● What the exercise asks
Within the records below, find each line with the word "series" and copy it out.

● Available data
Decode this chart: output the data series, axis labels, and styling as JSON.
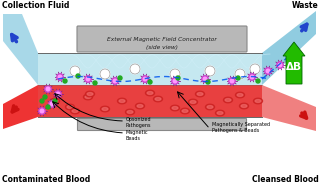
{
  "bg_color": "#ffffff",
  "title_top_left": "Collection Fluid",
  "title_top_right": "Waste",
  "title_bot_left": "Contaminated Blood",
  "title_bot_right": "Cleansed Blood",
  "magnet_label_line1": "External Magnetic Field Concentrator",
  "magnet_label_line2": "(side view)",
  "delta_b_label": "ΔB",
  "legend_label_1": "Opsonized\nPathogens",
  "legend_label_2": "Magnetic\nBeads",
  "legend_label_3": "Magnetically Separated\nPathogens & Beads",
  "col_fluid_color": "#a8d8e8",
  "waste_color": "#90cce0",
  "blood_in_color": "#ee3333",
  "blood_out_color": "#f08080",
  "channel_blue_color": "#c5e8f0",
  "channel_red_color": "#e84040",
  "channel_pink_color": "#f07070",
  "magnet_box_color": "#b8b8b8",
  "magnet_box_edge": "#888888",
  "magnet_plate_color": "#b8b8b8",
  "delta_b_color": "#22bb00",
  "blue_arrow_color": "#2244cc",
  "red_arrow_color": "#cc1111",
  "border_color": "#666666",
  "rbc_dark": "#cc2222",
  "rbc_light": "#ff8888",
  "wbc_color": "#ffffff",
  "pathogen_outer": "#cc44cc",
  "pathogen_inner": "#ff99ff",
  "pathogen_spike": "#882288",
  "bead_color": "#22aa22",
  "dashed_line_color": "#0055ee",
  "field_line_color": "#d0eef8"
}
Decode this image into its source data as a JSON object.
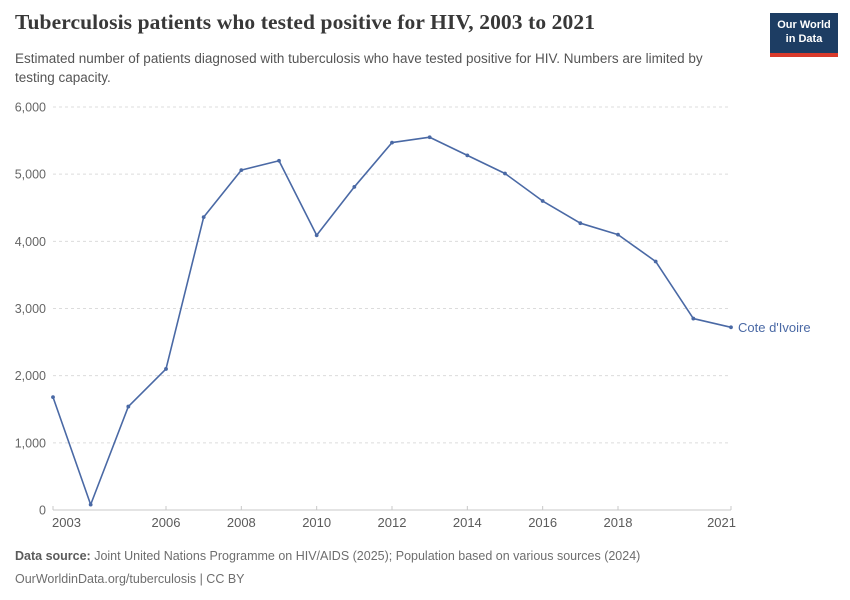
{
  "header": {
    "title": "Tuberculosis patients who tested positive for HIV, 2003 to 2021",
    "subtitle": "Estimated number of patients diagnosed with tuberculosis who have tested positive for HIV. Numbers are limited by testing capacity.",
    "logo": {
      "line1": "Our World",
      "line2": "in Data"
    }
  },
  "chart_data": {
    "type": "line",
    "title": "Tuberculosis patients who tested positive for HIV, 2003 to 2021",
    "xlabel": "",
    "ylabel": "",
    "xlim": [
      2003,
      2021
    ],
    "ylim": [
      0,
      6000
    ],
    "grid": "horizontal-dashed",
    "legend_position": "end-of-line-label",
    "x": [
      2003,
      2004,
      2005,
      2006,
      2007,
      2008,
      2009,
      2010,
      2011,
      2012,
      2013,
      2014,
      2015,
      2016,
      2017,
      2018,
      2019,
      2020,
      2021
    ],
    "series": [
      {
        "name": "Cote d'Ivoire",
        "color": "#4a69a5",
        "values": [
          1680,
          80,
          1540,
          2100,
          4360,
          5060,
          5200,
          4090,
          4810,
          5470,
          5550,
          5280,
          5010,
          4600,
          4270,
          4100,
          3700,
          2850,
          2720
        ]
      }
    ],
    "x_ticks": [
      2003,
      2006,
      2008,
      2010,
      2012,
      2014,
      2016,
      2018,
      2021
    ],
    "x_tick_labels": [
      "2003",
      "2006",
      "2008",
      "2010",
      "2012",
      "2014",
      "2016",
      "2018",
      "2021"
    ],
    "y_ticks": [
      0,
      1000,
      2000,
      3000,
      4000,
      5000,
      6000
    ],
    "y_tick_labels": [
      "0",
      "1,000",
      "2,000",
      "3,000",
      "4,000",
      "5,000",
      "6,000"
    ],
    "end_label": "Cote d'Ivoire"
  },
  "footer": {
    "data_source_label": "Data source:",
    "data_source_text": " Joint United Nations Programme on HIV/AIDS (2025); Population based on various sources (2024)",
    "license_line": "OurWorldinData.org/tuberculosis | CC BY"
  },
  "colors": {
    "line": "#4a69a5",
    "grid": "#dcdcdc",
    "axis": "#c8c8c8",
    "y_tick_text": "#666666",
    "x_tick_text": "#5b5b5b",
    "title_text": "#383838",
    "subtitle_text": "#555555",
    "footer_text": "#6e6e6e",
    "logo_bg": "#1d3d63",
    "logo_accent": "#d93a2b"
  }
}
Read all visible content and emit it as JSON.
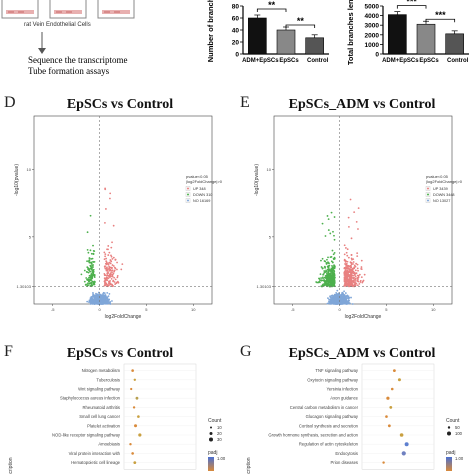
{
  "schematic": {
    "cell_label": "rat Vein Endothelial Cells",
    "step1": "Sequence the transcriptome",
    "step2": "Tube formation assays"
  },
  "panel_D": {
    "letter": "D",
    "title": "EpSCs vs Control",
    "legend_title_1": "pvalue<0.05",
    "legend_title_2": "|log2FoldChange|>0",
    "legend_up": "UP 348",
    "legend_down": "DOWN 310",
    "legend_no": "NO 16169",
    "xlabel": "log2FoldChange",
    "ylabel": "-log10(pvalue)"
  },
  "panel_E": {
    "letter": "E",
    "title": "EpSCs_ADM vs Control",
    "legend_title_1": "pvalue<0.05",
    "legend_title_2": "|log2FoldChange|>0",
    "legend_up": "UP 3439",
    "legend_down": "DOWN 3448",
    "legend_no": "NO 13027",
    "xlabel": "log2FoldChange",
    "ylabel": "-log10(pvalue)"
  },
  "panel_F": {
    "letter": "F",
    "title": "EpSCs vs Control",
    "ylabel": "Description",
    "terms": [
      "Nitrogen metabolism",
      "Tuberculosis",
      "Wnt signaling pathway",
      "Staphylococcus aureus infection",
      "Rheumatoid arthritis",
      "Small cell lung cancer",
      "Platelet activation",
      "NOD-like receptor signaling pathway",
      "Amoebiasis",
      "Viral protein interaction with",
      "Hematopoietic cell lineage"
    ],
    "count_title": "Count",
    "count_values": [
      "10",
      "20",
      "30"
    ],
    "padj_title": "padj",
    "padj_value": "1.00"
  },
  "panel_G": {
    "letter": "G",
    "title": "EpSCs_ADM vs Control",
    "ylabel": "Description",
    "terms": [
      "TNF signaling pathway",
      "Oxytocin signaling pathway",
      "Yersinia infection",
      "Axon guidance",
      "Central carbon metabolism in cancer",
      "Glucagon signaling pathway",
      "Cortisol synthesis and secretion",
      "Growth hormone synthesis, secretion and action",
      "Regulation of actin cytoskeleton",
      "Endocytosis",
      "Prion diseases"
    ],
    "count_title": "Count",
    "count_values": [
      "50",
      "100"
    ],
    "padj_title": "padj",
    "padj_value": "1.00"
  },
  "chart_data": [
    {
      "type": "bar",
      "title": "",
      "categories": [
        "ADM+EpSCs",
        "EpSCs",
        "Control"
      ],
      "values": [
        60,
        40,
        27
      ],
      "ylabel": "Number of branch",
      "ylim": [
        0,
        80
      ],
      "yticks": [
        "0",
        "20",
        "40",
        "60",
        "80"
      ],
      "significance": [
        "**",
        "**"
      ]
    },
    {
      "type": "bar",
      "title": "",
      "categories": [
        "ADM+EpSCs",
        "EpSCs",
        "Control"
      ],
      "values": [
        4100,
        3100,
        2100
      ],
      "ylabel": "Total branches leng",
      "ylim": [
        0,
        5000
      ],
      "yticks": [
        "0",
        "1000",
        "2000",
        "3000",
        "4000",
        "5000"
      ],
      "significance": [
        "***",
        "***"
      ]
    },
    {
      "type": "scatter",
      "title": "EpSCs vs Control",
      "xlabel": "log2FoldChange",
      "ylabel": "-log10(pvalue)",
      "xticks": [
        "-5",
        "0",
        "5",
        "10"
      ],
      "yticks": [
        "1.30103",
        "5",
        "10"
      ],
      "series": [
        {
          "name": "UP 348",
          "color": "#e88080"
        },
        {
          "name": "DOWN 310",
          "color": "#4db04d"
        },
        {
          "name": "NO 16169",
          "color": "#7fa6d8"
        }
      ]
    },
    {
      "type": "scatter",
      "title": "EpSCs_ADM vs Control",
      "xlabel": "log2FoldChange",
      "ylabel": "-log10(pvalue)",
      "xticks": [
        "-5",
        "0",
        "5",
        "10"
      ],
      "yticks": [
        "1.30103",
        "5",
        "10"
      ],
      "series": [
        {
          "name": "UP 3439",
          "color": "#e88080"
        },
        {
          "name": "DOWN 3448",
          "color": "#4db04d"
        },
        {
          "name": "NO 13027",
          "color": "#7fa6d8"
        }
      ]
    }
  ]
}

● Answer box
Decode this chart: output the data series, axis labels, and styling as JSON.
    "series": [
      "series": [
      "series": [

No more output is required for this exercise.